• Quoted passage
Sideromimic Modification of Lactivicin Dramatically Increases Potency against Extensively Drug-Resistant Stenotrophomonas maltophilia Clinical Isolates

Abstract

ABSTRACT Acetamido derivatives of the naturally antibacterial non-β-lactam lactivicin (LTV) have improved activity against their penicillin binding protein targets and reduced hydrolysis by β-lactamases, but penetration into Gram-negative bacteria is still relatively poor. Here we report that modification of the LTV lactone with a catechol-type siderophore increases potency 1,000-fold against Stenotrophomonas maltophilia , a species renowned for its insusceptibility to antimicrobials. The MIC 90 of modified lactone compound 17 (LTV17) against a global collection of extensively drug-resistant clinical S. maltophilia isolates was 0.063 μg · ml −1 . Sideromimic modification does not reduce the ability of LTVs to induce production of the L1 and L2 β-lactamases in S. maltophilia and does not reduce the rate at which LTVs are hydrolyzed by L1 or L2. We conclude, therefore, that lactivicin modification with a siderophore known to be preferentially used by S. maltophilia substantially increases penetration via siderophore uptake. LTV17 has the potential to be developed as a novel antimicrobial for treatment of infections by S. maltophilia . More generally, our work shows that sideromimic modification in a species-targeted manner might prove useful for the development of narrow-spectrum antimicrobials that have reduced collateral effects.

(Stored data entries)
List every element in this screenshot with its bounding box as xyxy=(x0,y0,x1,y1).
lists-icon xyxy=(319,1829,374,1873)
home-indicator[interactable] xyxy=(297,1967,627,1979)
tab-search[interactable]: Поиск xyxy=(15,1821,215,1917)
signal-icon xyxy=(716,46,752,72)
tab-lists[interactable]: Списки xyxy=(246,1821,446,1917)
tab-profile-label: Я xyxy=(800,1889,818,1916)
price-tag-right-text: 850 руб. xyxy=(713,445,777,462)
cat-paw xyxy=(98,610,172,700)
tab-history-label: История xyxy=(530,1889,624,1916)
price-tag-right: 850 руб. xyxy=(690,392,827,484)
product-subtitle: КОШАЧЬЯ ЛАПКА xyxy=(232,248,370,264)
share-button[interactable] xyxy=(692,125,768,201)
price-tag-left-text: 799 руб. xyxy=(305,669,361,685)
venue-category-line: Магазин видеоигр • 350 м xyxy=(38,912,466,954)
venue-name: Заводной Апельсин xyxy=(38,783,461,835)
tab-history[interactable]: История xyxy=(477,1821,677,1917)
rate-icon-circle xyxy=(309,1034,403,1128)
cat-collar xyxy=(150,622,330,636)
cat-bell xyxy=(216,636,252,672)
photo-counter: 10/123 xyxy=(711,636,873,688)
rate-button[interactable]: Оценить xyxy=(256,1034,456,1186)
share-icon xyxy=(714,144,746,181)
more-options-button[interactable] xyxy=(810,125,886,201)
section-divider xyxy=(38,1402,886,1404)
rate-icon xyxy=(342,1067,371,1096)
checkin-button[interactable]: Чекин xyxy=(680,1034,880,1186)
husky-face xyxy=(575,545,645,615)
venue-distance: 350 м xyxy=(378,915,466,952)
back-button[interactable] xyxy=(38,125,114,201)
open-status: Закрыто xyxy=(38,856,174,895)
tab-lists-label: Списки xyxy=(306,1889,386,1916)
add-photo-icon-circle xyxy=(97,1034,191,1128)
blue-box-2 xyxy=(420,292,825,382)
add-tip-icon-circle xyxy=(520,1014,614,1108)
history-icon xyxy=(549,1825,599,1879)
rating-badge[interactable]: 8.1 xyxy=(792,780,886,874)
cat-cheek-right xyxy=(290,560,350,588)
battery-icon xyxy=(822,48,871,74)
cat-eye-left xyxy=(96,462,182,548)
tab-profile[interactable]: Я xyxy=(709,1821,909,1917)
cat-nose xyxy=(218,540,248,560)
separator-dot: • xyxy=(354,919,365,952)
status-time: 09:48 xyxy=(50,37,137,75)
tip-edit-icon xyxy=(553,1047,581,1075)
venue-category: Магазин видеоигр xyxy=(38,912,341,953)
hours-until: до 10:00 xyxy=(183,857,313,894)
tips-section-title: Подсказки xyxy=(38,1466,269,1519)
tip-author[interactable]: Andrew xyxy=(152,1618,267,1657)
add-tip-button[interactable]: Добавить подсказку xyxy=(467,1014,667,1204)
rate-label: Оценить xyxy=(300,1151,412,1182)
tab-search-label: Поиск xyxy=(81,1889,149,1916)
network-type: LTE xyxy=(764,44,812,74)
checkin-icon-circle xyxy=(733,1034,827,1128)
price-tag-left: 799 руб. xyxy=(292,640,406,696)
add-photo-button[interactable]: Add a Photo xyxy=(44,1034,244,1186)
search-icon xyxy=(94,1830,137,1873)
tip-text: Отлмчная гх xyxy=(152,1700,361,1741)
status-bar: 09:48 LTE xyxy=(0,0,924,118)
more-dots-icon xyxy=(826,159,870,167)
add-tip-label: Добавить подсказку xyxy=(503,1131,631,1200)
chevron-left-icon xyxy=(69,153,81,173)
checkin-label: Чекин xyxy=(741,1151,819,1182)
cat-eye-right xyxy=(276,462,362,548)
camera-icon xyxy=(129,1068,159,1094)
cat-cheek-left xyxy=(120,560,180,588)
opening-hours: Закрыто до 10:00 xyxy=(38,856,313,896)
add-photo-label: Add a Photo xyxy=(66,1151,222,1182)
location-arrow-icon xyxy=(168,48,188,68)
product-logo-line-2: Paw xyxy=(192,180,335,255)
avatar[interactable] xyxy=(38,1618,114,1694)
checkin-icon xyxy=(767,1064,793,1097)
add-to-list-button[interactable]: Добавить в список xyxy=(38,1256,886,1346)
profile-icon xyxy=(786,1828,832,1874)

• What to work on
For each statement, say yes or no on whether the lactivicin abstract agrees, and quote the text's deciding words. (a) Adding a catechol-type siderophore to the LTV lactone raises potency against S. maltophilia 1,000-fold. (b) Sideromimic modification lowers the rate at which L1 or L2 hydrolyzes LTVs. (c) Acetamido derivatives of lactivicin penetrate Gram-negative bacteria well.

• Solved problem
(a) Yes: "modification of the LTV lactone with a catechol-type siderophore increases potency 1,000-fold against Stenotrophomonas maltophilia"
(b) No: "does not reduce the rate at which LTVs are hydrolyzed by L1 or L2"
(c) No: "penetration into Gram-negative bacteria is still relatively poor"